§ **Materials provided**

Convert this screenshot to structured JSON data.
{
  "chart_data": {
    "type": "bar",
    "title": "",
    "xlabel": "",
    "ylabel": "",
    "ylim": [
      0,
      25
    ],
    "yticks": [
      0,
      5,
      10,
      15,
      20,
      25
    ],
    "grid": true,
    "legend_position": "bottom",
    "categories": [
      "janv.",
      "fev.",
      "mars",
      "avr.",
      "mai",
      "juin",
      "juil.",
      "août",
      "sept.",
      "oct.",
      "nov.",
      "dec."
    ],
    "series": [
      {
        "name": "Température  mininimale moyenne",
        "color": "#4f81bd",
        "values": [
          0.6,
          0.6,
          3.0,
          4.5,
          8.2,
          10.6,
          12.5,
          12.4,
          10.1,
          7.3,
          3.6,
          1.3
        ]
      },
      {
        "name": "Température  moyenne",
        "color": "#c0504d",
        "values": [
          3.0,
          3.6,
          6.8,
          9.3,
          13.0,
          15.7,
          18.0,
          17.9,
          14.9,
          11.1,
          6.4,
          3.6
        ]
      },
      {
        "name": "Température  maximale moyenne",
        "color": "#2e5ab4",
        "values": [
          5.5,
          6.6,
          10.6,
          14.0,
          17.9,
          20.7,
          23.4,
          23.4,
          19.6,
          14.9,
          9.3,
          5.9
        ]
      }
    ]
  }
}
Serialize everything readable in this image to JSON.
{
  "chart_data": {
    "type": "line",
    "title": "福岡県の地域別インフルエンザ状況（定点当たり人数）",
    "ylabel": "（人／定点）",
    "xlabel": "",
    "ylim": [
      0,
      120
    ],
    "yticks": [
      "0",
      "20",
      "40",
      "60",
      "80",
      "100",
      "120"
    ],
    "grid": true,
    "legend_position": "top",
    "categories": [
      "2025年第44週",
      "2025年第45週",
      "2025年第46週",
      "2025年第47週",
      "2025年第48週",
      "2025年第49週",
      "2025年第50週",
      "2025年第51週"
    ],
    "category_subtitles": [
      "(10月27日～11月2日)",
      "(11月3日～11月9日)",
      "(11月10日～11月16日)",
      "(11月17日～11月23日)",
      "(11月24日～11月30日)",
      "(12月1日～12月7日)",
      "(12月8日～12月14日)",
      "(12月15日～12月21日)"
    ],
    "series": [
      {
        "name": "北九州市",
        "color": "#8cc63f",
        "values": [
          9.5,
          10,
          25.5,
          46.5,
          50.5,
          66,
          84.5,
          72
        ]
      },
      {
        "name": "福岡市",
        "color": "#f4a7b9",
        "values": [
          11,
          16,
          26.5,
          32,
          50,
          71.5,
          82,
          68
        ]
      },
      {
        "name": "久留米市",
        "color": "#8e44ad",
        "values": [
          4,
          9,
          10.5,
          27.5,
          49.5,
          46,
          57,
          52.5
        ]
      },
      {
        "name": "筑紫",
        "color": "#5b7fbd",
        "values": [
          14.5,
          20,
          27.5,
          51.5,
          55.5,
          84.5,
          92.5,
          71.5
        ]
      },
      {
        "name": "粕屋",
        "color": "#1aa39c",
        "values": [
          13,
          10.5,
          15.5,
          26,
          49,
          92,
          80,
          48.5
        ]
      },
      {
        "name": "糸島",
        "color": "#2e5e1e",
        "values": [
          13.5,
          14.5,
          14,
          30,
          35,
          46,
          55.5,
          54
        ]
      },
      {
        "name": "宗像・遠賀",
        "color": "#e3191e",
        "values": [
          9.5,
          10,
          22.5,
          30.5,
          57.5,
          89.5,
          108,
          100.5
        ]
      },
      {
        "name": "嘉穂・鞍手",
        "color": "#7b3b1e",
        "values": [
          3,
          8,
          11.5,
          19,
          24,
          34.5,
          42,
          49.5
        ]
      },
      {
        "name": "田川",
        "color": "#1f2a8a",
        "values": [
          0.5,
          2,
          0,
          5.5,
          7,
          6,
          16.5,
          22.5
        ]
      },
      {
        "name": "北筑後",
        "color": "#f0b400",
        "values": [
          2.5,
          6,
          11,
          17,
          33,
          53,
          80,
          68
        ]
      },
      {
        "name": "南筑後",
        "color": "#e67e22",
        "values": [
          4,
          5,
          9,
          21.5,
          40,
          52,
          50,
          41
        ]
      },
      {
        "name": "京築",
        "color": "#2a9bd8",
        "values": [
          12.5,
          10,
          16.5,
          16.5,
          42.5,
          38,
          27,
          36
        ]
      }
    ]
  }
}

§ **Exercise prompt**
Scan the material above and determine how many lines include the word "JSON"; report only the number.

§ **Exercise answer**
2